*Stated exercise*.
Reproduce every entry exactly as shown.

*Entries supplied*.
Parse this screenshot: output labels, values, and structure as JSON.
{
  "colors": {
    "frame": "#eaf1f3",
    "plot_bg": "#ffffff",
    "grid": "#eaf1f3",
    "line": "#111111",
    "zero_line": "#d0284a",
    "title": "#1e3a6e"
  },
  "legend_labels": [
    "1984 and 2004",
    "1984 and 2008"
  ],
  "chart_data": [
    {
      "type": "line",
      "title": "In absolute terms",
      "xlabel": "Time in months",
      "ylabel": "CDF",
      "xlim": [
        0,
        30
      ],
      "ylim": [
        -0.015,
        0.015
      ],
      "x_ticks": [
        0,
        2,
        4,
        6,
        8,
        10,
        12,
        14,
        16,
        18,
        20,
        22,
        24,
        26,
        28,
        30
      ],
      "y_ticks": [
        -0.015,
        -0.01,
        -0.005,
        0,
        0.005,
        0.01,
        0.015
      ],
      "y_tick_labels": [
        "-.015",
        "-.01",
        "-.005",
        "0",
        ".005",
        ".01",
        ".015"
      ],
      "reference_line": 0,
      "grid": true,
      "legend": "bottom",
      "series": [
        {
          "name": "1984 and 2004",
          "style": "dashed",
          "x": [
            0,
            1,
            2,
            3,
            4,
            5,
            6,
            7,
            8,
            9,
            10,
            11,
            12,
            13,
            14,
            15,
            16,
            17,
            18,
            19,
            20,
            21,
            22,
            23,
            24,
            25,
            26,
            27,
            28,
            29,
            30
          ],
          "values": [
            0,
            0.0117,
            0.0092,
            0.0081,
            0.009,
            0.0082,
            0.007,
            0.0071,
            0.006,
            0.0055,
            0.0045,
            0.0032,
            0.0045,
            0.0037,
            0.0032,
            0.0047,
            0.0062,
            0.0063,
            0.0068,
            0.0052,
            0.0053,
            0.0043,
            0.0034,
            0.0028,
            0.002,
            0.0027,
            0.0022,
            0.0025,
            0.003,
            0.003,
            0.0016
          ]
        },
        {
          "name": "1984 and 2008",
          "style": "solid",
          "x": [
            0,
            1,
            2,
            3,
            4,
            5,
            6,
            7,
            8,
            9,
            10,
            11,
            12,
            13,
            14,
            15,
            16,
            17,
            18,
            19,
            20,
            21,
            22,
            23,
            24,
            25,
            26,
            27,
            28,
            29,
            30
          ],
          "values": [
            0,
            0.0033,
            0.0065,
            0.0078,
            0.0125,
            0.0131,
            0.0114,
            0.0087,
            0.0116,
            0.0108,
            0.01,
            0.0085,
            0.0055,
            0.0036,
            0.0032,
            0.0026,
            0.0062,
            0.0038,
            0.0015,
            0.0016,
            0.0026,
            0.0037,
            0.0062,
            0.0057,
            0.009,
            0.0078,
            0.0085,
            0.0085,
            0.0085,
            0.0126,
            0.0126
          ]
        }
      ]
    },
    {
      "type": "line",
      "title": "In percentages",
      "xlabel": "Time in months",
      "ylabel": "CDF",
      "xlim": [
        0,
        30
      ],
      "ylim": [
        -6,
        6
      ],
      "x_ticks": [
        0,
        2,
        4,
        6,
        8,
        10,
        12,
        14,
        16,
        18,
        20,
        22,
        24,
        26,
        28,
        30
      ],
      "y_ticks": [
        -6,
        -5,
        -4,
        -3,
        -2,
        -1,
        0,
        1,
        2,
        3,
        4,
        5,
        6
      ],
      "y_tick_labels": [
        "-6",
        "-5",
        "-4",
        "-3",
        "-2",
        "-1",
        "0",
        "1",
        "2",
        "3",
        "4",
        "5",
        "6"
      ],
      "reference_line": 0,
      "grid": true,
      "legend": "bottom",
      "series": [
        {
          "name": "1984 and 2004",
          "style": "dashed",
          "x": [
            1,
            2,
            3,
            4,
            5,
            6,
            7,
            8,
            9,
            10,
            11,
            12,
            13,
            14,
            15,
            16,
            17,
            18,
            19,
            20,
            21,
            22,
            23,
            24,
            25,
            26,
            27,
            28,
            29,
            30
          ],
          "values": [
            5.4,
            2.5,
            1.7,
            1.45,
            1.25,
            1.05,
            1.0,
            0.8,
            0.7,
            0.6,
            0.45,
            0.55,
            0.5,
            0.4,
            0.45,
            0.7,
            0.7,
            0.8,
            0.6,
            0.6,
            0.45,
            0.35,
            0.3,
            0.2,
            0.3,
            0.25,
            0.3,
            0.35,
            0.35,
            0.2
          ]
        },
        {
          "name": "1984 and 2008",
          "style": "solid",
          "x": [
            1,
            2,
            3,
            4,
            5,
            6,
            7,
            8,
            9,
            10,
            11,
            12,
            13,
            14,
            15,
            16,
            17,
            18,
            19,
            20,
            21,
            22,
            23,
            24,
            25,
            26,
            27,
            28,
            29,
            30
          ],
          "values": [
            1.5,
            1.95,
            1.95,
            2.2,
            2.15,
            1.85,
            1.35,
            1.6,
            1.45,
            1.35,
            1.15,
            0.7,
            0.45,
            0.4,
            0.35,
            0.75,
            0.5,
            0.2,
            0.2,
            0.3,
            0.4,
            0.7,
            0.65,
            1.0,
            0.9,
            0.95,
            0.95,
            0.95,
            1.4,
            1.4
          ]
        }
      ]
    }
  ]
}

*Final answer*.
Parse this screenshot: output labels, values, and structure as JSON.
{
  "colors": {
    "frame": "#eaf1f3",
    "plot_bg": "#ffffff",
    "grid": "#eaf1f3",
    "line": "#111111",
    "zero_line": "#d0284a",
    "title": "#1e3a6e"
  },
  "legend_labels": [
    "1984 and 2004",
    "1984 and 2008"
  ],
  "chart_data": [
    {
      "type": "line",
      "title": "In absolute terms",
      "xlabel": "Time in months",
      "ylabel": "CDF",
      "xlim": [
        0,
        30
      ],
      "ylim": [
        -0.015,
        0.015
      ],
      "x_ticks": [
        0,
        2,
        4,
        6,
        8,
        10,
        12,
        14,
        16,
        18,
        20,
        22,
        24,
        26,
        28,
        30
      ],
      "y_ticks": [
        -0.015,
        -0.01,
        -0.005,
        0,
        0.005,
        0.01,
        0.015
      ],
      "y_tick_labels": [
        "-.015",
        "-.01",
        "-.005",
        "0",
        ".005",
        ".01",
        ".015"
      ],
      "reference_line": 0,
      "grid": true,
      "legend": "bottom",
      "series": [
        {
          "name": "1984 and 2004",
          "style": "dashed",
          "x": [
            0,
            1,
            2,
            3,
            4,
            5,
            6,
            7,
            8,
            9,
            10,
            11,
            12,
            13,
            14,
            15,
            16,
            17,
            18,
            19,
            20,
            21,
            22,
            23,
            24,
            25,
            26,
            27,
            28,
            29,
            30
          ],
          "values": [
            0,
            0.0117,
            0.0092,
            0.0081,
            0.009,
            0.0082,
            0.007,
            0.0071,
            0.006,
            0.0055,
            0.0045,
            0.0032,
            0.0045,
            0.0037,
            0.0032,
            0.0047,
            0.0062,
            0.0063,
            0.0068,
            0.0052,
            0.0053,
            0.0043,
            0.0034,
            0.0028,
            0.002,
            0.0027,
            0.0022,
            0.0025,
            0.003,
            0.003,
            0.0016
          ]
        },
        {
          "name": "1984 and 2008",
          "style": "solid",
          "x": [
            0,
            1,
            2,
            3,
            4,
            5,
            6,
            7,
            8,
            9,
            10,
            11,
            12,
            13,
            14,
            15,
            16,
            17,
            18,
            19,
            20,
            21,
            22,
            23,
            24,
            25,
            26,
            27,
            28,
            29,
            30
          ],
          "values": [
            0,
            0.0033,
            0.0065,
            0.0078,
            0.0125,
            0.0131,
            0.0114,
            0.0087,
            0.0116,
            0.0108,
            0.01,
            0.0085,
            0.0055,
            0.0036,
            0.0032,
            0.0026,
            0.0062,
            0.0038,
            0.0015,
            0.0016,
            0.0026,
            0.0037,
            0.0062,
            0.0057,
            0.009,
            0.0078,
            0.0085,
            0.0085,
            0.0085,
            0.0126,
            0.0126
          ]
        }
      ]
    },
    {
      "type": "line",
      "title": "In percentages",
      "xlabel": "Time in months",
      "ylabel": "CDF",
      "xlim": [
        0,
        30
      ],
      "ylim": [
        -6,
        6
      ],
      "x_ticks": [
        0,
        2,
        4,
        6,
        8,
        10,
        12,
        14,
        16,
        18,
        20,
        22,
        24,
        26,
        28,
        30
      ],
      "y_ticks": [
        -6,
        -5,
        -4,
        -3,
        -2,
        -1,
        0,
        1,
        2,
        3,
        4,
        5,
        6
      ],
      "y_tick_labels": [
        "-6",
        "-5",
        "-4",
        "-3",
        "-2",
        "-1",
        "0",
        "1",
        "2",
        "3",
        "4",
        "5",
        "6"
      ],
      "reference_line": 0,
      "grid": true,
      "legend": "bottom",
      "series": [
        {
          "name": "1984 and 2004",
          "style": "dashed",
          "x": [
            1,
            2,
            3,
            4,
            5,
            6,
            7,
            8,
            9,
            10,
            11,
            12,
            13,
            14,
            15,
            16,
            17,
            18,
            19,
            20,
            21,
            22,
            23,
            24,
            25,
            26,
            27,
            28,
            29,
            30
          ],
          "values": [
            5.4,
            2.5,
            1.7,
            1.45,
            1.25,
            1.05,
            1.0,
            0.8,
            0.7,
            0.6,
            0.45,
            0.55,
            0.5,
            0.4,
            0.45,
            0.7,
            0.7,
            0.8,
            0.6,
            0.6,
            0.45,
            0.35,
            0.3,
            0.2,
            0.3,
            0.25,
            0.3,
            0.35,
            0.35,
            0.2
          ]
        },
        {
          "name": "1984 and 2008",
          "style": "solid",
          "x": [
            1,
            2,
            3,
            4,
            5,
            6,
            7,
            8,
            9,
            10,
            11,
            12,
            13,
            14,
            15,
            16,
            17,
            18,
            19,
            20,
            21,
            22,
            23,
            24,
            25,
            26,
            27,
            28,
            29,
            30
          ],
          "values": [
            1.5,
            1.95,
            1.95,
            2.2,
            2.15,
            1.85,
            1.35,
            1.6,
            1.45,
            1.35,
            1.15,
            0.7,
            0.45,
            0.4,
            0.35,
            0.75,
            0.5,
            0.2,
            0.2,
            0.3,
            0.4,
            0.7,
            0.65,
            1.0,
            0.9,
            0.95,
            0.95,
            0.95,
            1.4,
            1.4
          ]
        }
      ]
    }
  ]
}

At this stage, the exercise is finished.